**The problem**
For each entry, restate it word for word while omitting any image it holds.

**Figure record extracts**
= = = = =
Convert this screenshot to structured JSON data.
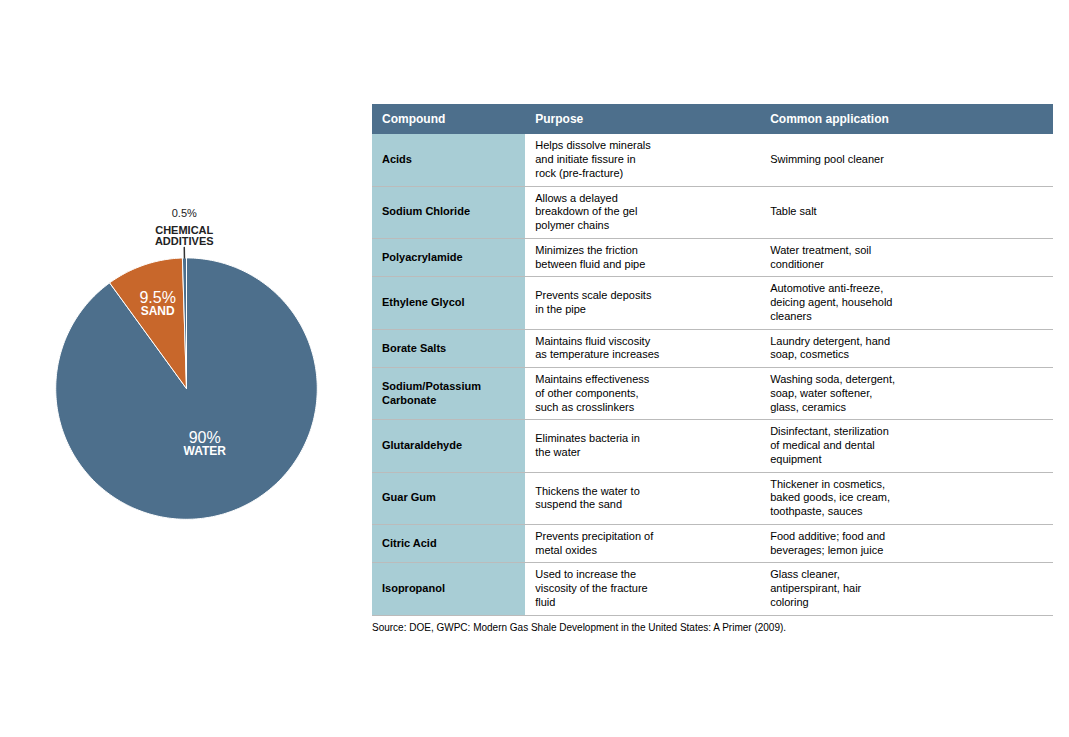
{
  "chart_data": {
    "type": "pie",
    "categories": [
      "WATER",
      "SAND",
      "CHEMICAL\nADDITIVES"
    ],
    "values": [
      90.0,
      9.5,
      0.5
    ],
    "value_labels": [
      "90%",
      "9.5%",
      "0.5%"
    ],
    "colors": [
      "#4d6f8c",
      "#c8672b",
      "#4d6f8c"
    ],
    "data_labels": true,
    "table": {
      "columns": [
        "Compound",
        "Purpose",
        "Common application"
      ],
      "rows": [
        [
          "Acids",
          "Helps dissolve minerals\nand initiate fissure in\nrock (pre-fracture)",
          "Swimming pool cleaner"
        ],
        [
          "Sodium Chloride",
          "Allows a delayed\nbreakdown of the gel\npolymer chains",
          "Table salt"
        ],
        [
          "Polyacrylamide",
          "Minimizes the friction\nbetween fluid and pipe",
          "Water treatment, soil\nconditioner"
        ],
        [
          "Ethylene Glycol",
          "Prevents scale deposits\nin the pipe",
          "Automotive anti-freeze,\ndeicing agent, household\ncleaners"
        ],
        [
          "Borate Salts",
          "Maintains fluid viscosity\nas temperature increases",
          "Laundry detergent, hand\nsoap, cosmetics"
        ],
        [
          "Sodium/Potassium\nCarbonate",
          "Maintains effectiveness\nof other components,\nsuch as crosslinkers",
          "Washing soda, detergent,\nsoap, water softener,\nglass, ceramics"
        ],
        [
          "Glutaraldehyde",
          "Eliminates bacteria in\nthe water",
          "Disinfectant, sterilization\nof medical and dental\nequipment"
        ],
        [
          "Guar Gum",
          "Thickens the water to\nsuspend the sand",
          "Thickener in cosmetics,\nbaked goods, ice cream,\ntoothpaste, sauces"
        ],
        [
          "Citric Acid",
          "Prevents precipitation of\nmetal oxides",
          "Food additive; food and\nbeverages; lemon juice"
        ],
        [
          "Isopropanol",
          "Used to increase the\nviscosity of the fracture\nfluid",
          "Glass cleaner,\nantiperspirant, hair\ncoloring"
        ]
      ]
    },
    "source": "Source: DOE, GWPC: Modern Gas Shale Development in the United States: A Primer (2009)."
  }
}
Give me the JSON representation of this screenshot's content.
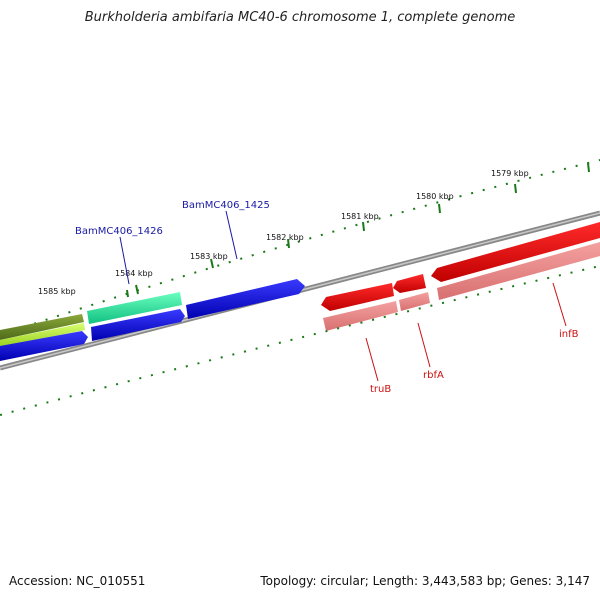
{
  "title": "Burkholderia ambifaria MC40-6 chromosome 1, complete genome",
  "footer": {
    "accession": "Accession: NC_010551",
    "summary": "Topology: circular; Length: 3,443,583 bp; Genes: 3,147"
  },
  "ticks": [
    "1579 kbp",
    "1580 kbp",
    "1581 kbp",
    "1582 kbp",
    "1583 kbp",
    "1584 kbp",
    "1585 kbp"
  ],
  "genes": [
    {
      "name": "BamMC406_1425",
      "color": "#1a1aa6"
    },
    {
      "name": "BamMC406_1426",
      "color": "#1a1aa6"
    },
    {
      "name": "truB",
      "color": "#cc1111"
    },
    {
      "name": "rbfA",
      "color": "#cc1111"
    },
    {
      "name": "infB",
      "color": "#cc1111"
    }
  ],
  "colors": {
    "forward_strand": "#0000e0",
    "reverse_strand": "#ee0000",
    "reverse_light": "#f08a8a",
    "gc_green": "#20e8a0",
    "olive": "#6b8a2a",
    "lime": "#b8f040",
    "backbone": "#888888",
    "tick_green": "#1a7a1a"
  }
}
= = = = =
**Exercise result**
Convert this screenshot to structured JSON data.
{
  "chart_data": {
    "type": "pie",
    "categories": [
      "WATER",
      "SAND",
      "CHEMICAL\nADDITIVES"
    ],
    "values": [
      90.0,
      9.5,
      0.5
    ],
    "value_labels": [
      "90%",
      "9.5%",
      "0.5%"
    ],
    "colors": [
      "#4d6f8c",
      "#c8672b",
      "#4d6f8c"
    ],
    "data_labels": true,
    "table": {
      "columns": [
        "Compound",
        "Purpose",
        "Common application"
      ],
      "rows": [
        [
          "Acids",
          "Helps dissolve minerals\nand initiate fissure in\nrock (pre-fracture)",
          "Swimming pool cleaner"
        ],
        [
          "Sodium Chloride",
          "Allows a delayed\nbreakdown of the gel\npolymer chains",
          "Table salt"
        ],
        [
          "Polyacrylamide",
          "Minimizes the friction\nbetween fluid and pipe",
          "Water treatment, soil\nconditioner"
        ],
        [
          "Ethylene Glycol",
          "Prevents scale deposits\nin the pipe",
          "Automotive anti-freeze,\ndeicing agent, household\ncleaners"
        ],
        [
          "Borate Salts",
          "Maintains fluid viscosity\nas temperature increases",
          "Laundry detergent, hand\nsoap, cosmetics"
        ],
        [
          "Sodium/Potassium\nCarbonate",
          "Maintains effectiveness\nof other components,\nsuch as crosslinkers",
          "Washing soda, detergent,\nsoap, water softener,\nglass, ceramics"
        ],
        [
          "Glutaraldehyde",
          "Eliminates bacteria in\nthe water",
          "Disinfectant, sterilization\nof medical and dental\nequipment"
        ],
        [
          "Guar Gum",
          "Thickens the water to\nsuspend the sand",
          "Thickener in cosmetics,\nbaked goods, ice cream,\ntoothpaste, sauces"
        ],
        [
          "Citric Acid",
          "Prevents precipitation of\nmetal oxides",
          "Food additive; food and\nbeverages; lemon juice"
        ],
        [
          "Isopropanol",
          "Used to increase the\nviscosity of the fracture\nfluid",
          "Glass cleaner,\nantiperspirant, hair\ncoloring"
        ]
      ]
    },
    "source": "Source: DOE, GWPC: Modern Gas Shale Development in the United States: A Primer (2009)."
  }
}
Give me the JSON representation of this screenshot's content.
{
  "title": "Burkholderia ambifaria MC40-6 chromosome 1, complete genome",
  "footer": {
    "accession": "Accession: NC_010551",
    "summary": "Topology: circular; Length: 3,443,583 bp; Genes: 3,147"
  },
  "ticks": [
    "1579 kbp",
    "1580 kbp",
    "1581 kbp",
    "1582 kbp",
    "1583 kbp",
    "1584 kbp",
    "1585 kbp"
  ],
  "genes": [
    {
      "name": "BamMC406_1425",
      "color": "#1a1aa6"
    },
    {
      "name": "BamMC406_1426",
      "color": "#1a1aa6"
    },
    {
      "name": "truB",
      "color": "#cc1111"
    },
    {
      "name": "rbfA",
      "color": "#cc1111"
    },
    {
      "name": "infB",
      "color": "#cc1111"
    }
  ],
  "colors": {
    "forward_strand": "#0000e0",
    "reverse_strand": "#ee0000",
    "reverse_light": "#f08a8a",
    "gc_green": "#20e8a0",
    "olive": "#6b8a2a",
    "lime": "#b8f040",
    "backbone": "#888888",
    "tick_green": "#1a7a1a"
  }
}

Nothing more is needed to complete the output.